Exercise brief
Without the pictures, output the records below word for word.

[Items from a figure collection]
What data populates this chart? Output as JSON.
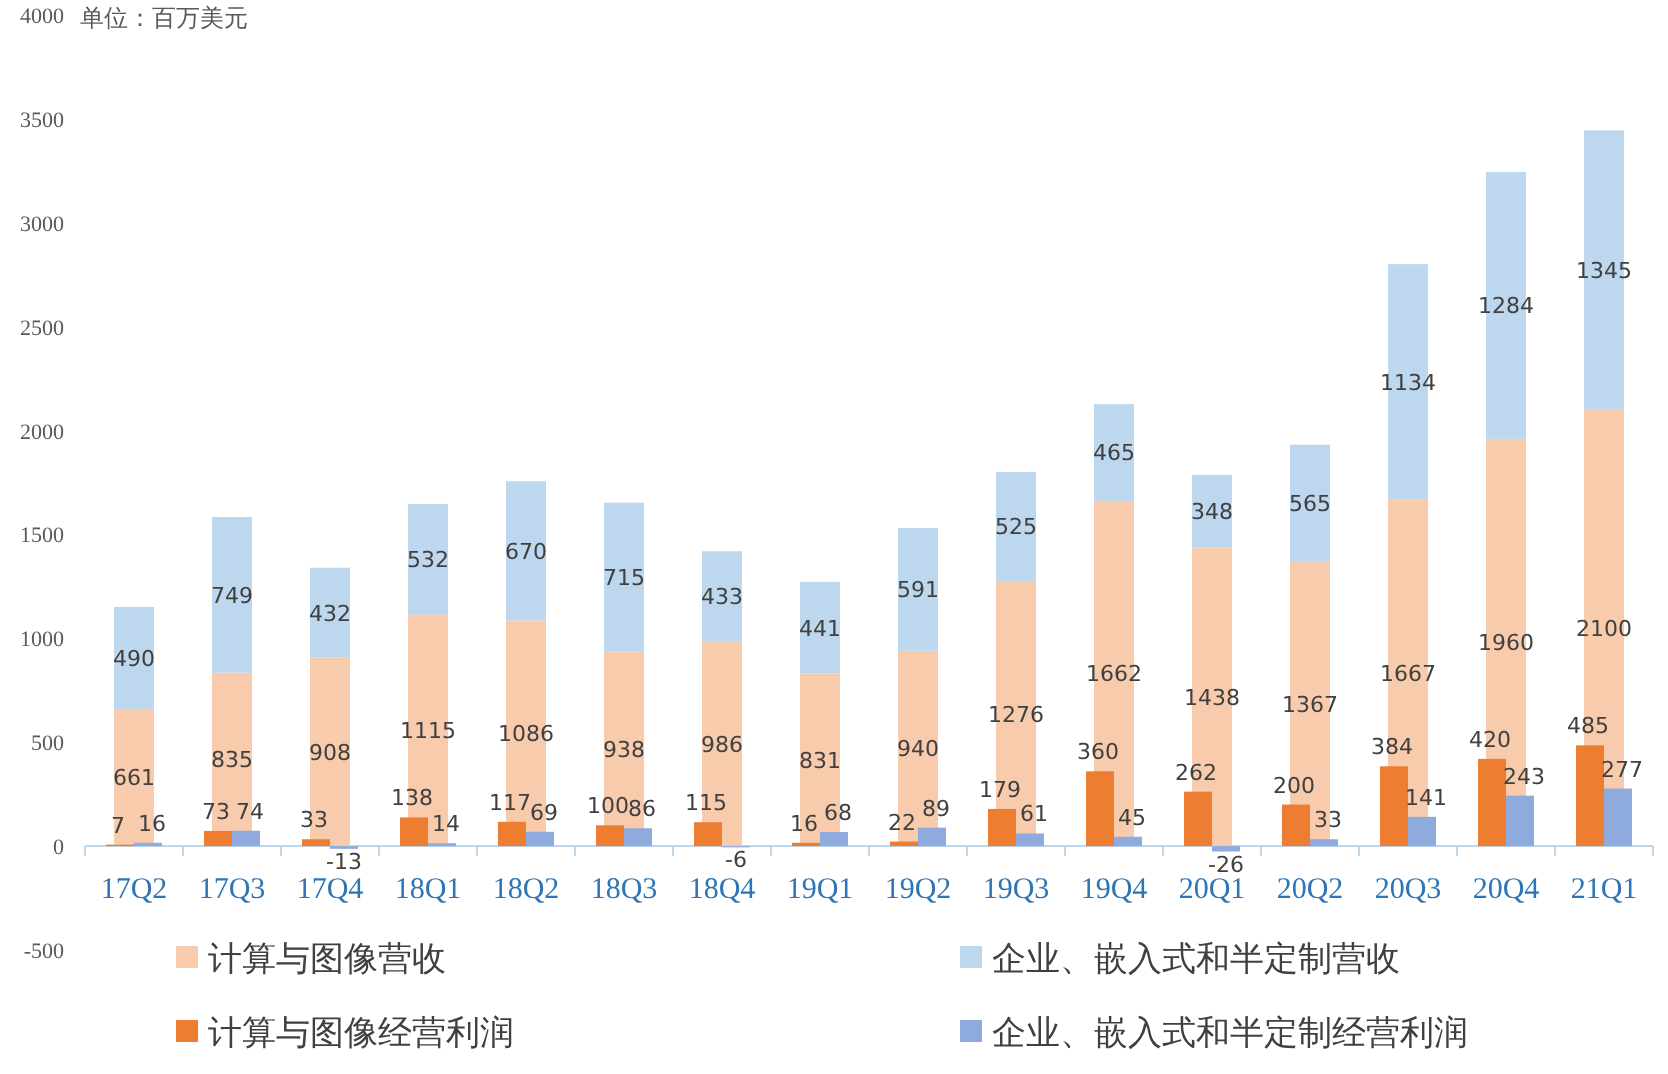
{
  "chart_data": [
    {
      "type": "bar",
      "stacked": true,
      "data_labels": true,
      "legend": "bottom",
      "annotations": [
        "单位：百万美元"
      ],
      "categories": [
        "17Q2",
        "17Q3",
        "17Q4",
        "18Q1",
        "18Q2",
        "18Q3",
        "18Q4",
        "19Q1",
        "19Q2",
        "19Q3",
        "19Q4",
        "20Q1",
        "20Q2",
        "20Q3",
        "20Q4",
        "21Q1"
      ],
      "ylim": [
        -500,
        4000
      ],
      "yticks": [
        -500,
        0,
        500,
        1000,
        1500,
        2000,
        2500,
        3000,
        3500,
        4000
      ],
      "series": [
        {
          "name": "计算与图像营收",
          "color": "#f8cbad",
          "values": [
            661,
            835,
            908,
            1115,
            1086,
            938,
            986,
            831,
            940,
            1276,
            1662,
            1438,
            1367,
            1667,
            1960,
            2100
          ]
        },
        {
          "name": "企业、嵌入式和半定制营收",
          "color": "#bdd7ee",
          "values": [
            490,
            749,
            432,
            532,
            670,
            715,
            433,
            441,
            591,
            525,
            465,
            348,
            565,
            1134,
            1284,
            1345
          ]
        }
      ]
    },
    {
      "type": "bar",
      "data_labels": true,
      "legend": "bottom",
      "tick_labels": false,
      "categories": [
        null,
        null,
        null,
        null,
        null,
        null,
        null,
        null,
        null,
        null,
        null,
        null,
        null,
        null,
        null,
        null
      ],
      "ylim": [
        -500,
        4000
      ],
      "series": [
        {
          "name": "计算与图像经营利润",
          "color": "#ed7d31",
          "values": [
            7,
            73,
            33,
            138,
            117,
            100,
            115,
            16,
            22,
            179,
            360,
            262,
            200,
            384,
            420,
            485
          ]
        },
        {
          "name": "企业、嵌入式和半定制经营利润",
          "color": "#8faadc",
          "values": [
            16,
            74,
            -13,
            14,
            69,
            86,
            -6,
            68,
            89,
            61,
            45,
            -26,
            33,
            141,
            243,
            277
          ]
        }
      ]
    }
  ]
}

Task result
What data populates this chart? Output as JSON.
{
  "chart_data": [
    {
      "type": "bar",
      "stacked": true,
      "data_labels": true,
      "legend": "bottom",
      "annotations": [
        "单位：百万美元"
      ],
      "categories": [
        "17Q2",
        "17Q3",
        "17Q4",
        "18Q1",
        "18Q2",
        "18Q3",
        "18Q4",
        "19Q1",
        "19Q2",
        "19Q3",
        "19Q4",
        "20Q1",
        "20Q2",
        "20Q3",
        "20Q4",
        "21Q1"
      ],
      "ylim": [
        -500,
        4000
      ],
      "yticks": [
        -500,
        0,
        500,
        1000,
        1500,
        2000,
        2500,
        3000,
        3500,
        4000
      ],
      "series": [
        {
          "name": "计算与图像营收",
          "color": "#f8cbad",
          "values": [
            661,
            835,
            908,
            1115,
            1086,
            938,
            986,
            831,
            940,
            1276,
            1662,
            1438,
            1367,
            1667,
            1960,
            2100
          ]
        },
        {
          "name": "企业、嵌入式和半定制营收",
          "color": "#bdd7ee",
          "values": [
            490,
            749,
            432,
            532,
            670,
            715,
            433,
            441,
            591,
            525,
            465,
            348,
            565,
            1134,
            1284,
            1345
          ]
        }
      ]
    },
    {
      "type": "bar",
      "data_labels": true,
      "legend": "bottom",
      "tick_labels": false,
      "categories": [
        null,
        null,
        null,
        null,
        null,
        null,
        null,
        null,
        null,
        null,
        null,
        null,
        null,
        null,
        null,
        null
      ],
      "ylim": [
        -500,
        4000
      ],
      "series": [
        {
          "name": "计算与图像经营利润",
          "color": "#ed7d31",
          "values": [
            7,
            73,
            33,
            138,
            117,
            100,
            115,
            16,
            22,
            179,
            360,
            262,
            200,
            384,
            420,
            485
          ]
        },
        {
          "name": "企业、嵌入式和半定制经营利润",
          "color": "#8faadc",
          "values": [
            16,
            74,
            -13,
            14,
            69,
            86,
            -6,
            68,
            89,
            61,
            45,
            -26,
            33,
            141,
            243,
            277
          ]
        }
      ]
    }
  ]
}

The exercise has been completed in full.